━━━━━ Texte fourni
Les voleurs se voyant persécutés sur la terre, songerent à s’appuyer de quelque divinité dans le ciel : la haine que l’on a pour les larrons, sembloit devoir s’étendre sur une déesse qui passoit pour les protéger ; mais comme elle favorisoit aussi tous ceux qui desiroient que leurs desseins ne fussent pas découverts, cette raison porta les Romains à honorer Laverne d’un culte public. On lui adressoit des prieres en secret & à voix basse, & c’étoit-là sans doute la partie principale de son culte.

Elle avoit, dit Varron, un autel proche une des portes de Rome, qui se nomma pour cela la porte lavernale, porta lavernalis ab ara Lavernæ, quod ibi ara ejus deæ.

On lui donne encore un bois touffu sur la voie salarienne ; les voleurs, ses fideles sujets, partageoient leur butin dans ce bois, dont l’obscurité & la situation pouvoient favoriser leur évasion de toutes parts. Le commentateur Acron ajoute qu’ils venoient y rendre leurs hommages à une statue de la déesse, mais il ne nous dit rien de la figure sous laquelle elle étoit représentée ; l’épithete pulchra, employée par Horace, epist. xvj. l. I. semble nous inviter à croire qu’on la représentoit avec un beau visage.
━━━━━━━━━━
━━━━━ Extraits de données
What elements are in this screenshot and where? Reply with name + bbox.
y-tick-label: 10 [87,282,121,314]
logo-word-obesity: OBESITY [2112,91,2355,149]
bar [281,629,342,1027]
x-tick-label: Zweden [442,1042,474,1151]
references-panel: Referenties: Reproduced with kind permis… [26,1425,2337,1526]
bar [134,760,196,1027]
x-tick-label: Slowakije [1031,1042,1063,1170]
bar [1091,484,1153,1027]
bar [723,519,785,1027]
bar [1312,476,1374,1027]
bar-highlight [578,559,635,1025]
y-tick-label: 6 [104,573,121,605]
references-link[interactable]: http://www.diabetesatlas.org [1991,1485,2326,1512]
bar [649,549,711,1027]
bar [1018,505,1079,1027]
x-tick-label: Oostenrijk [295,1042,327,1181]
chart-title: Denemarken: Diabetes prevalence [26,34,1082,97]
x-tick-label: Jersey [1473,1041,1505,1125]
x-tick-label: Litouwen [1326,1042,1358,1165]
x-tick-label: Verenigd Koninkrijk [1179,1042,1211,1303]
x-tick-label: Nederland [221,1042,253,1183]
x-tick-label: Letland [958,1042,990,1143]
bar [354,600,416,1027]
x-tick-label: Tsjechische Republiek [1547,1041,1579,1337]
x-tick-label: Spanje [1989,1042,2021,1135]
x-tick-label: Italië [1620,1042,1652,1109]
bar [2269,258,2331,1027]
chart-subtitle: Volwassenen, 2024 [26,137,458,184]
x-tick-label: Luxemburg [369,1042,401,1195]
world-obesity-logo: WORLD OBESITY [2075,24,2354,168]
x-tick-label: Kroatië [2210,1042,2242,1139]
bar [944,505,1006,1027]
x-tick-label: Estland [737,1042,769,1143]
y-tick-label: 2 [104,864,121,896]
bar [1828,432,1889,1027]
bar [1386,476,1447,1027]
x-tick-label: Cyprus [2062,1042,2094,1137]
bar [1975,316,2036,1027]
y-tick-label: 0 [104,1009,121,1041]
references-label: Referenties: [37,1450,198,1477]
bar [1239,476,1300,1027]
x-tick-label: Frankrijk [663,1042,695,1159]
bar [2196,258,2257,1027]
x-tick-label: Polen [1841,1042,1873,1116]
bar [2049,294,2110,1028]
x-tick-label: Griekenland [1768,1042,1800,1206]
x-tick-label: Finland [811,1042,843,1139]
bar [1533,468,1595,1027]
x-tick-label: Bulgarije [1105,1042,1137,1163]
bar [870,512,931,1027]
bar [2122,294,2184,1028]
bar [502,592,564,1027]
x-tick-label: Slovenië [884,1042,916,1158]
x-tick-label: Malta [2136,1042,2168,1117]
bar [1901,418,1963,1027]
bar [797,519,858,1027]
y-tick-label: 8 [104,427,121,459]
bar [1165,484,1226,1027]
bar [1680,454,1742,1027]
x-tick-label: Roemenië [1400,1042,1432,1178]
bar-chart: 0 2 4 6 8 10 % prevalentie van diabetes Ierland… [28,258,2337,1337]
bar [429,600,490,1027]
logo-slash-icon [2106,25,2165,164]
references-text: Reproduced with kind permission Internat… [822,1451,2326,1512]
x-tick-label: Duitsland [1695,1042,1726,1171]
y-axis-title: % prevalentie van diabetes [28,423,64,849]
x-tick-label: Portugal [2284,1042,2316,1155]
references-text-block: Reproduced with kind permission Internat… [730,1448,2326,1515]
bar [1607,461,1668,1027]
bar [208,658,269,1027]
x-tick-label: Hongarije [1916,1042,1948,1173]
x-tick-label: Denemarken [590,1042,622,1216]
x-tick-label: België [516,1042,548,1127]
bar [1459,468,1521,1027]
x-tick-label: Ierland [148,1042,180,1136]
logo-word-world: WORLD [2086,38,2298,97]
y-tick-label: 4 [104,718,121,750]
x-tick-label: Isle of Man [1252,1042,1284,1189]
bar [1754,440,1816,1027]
━━━━━━━━━━
• **Tâches écrites**
(a) Renvoyez tel quel le passage du texte sur Laverne allant de "On lui donne" à "un beau visage.".
(b) D'après le texte sur Laverne, en quel lieu les voleurs partageaient-ils leur butin ?

• **Réponses aux tâches**
(a)
On lui donne encore un bois touffu sur la voie salarienne ; les voleurs, ses fideles sujets, partageoient leur butin dans ce bois, dont l’obscurité & la situation pouvoient favoriser leur évasion de toutes parts. Le commentateur Acron ajoute qu’ils venoient y rendre leurs hommages à une statue de la déesse, mais il ne nous dit rien de la figure sous laquelle elle étoit représentée ; l’épithete pulchra, employée par Horace, epist. xvj. l. I. semble nous inviter à croire qu’on la représentoit avec un beau visage.

(b) Dans un bois touffu sur la voie salarienne.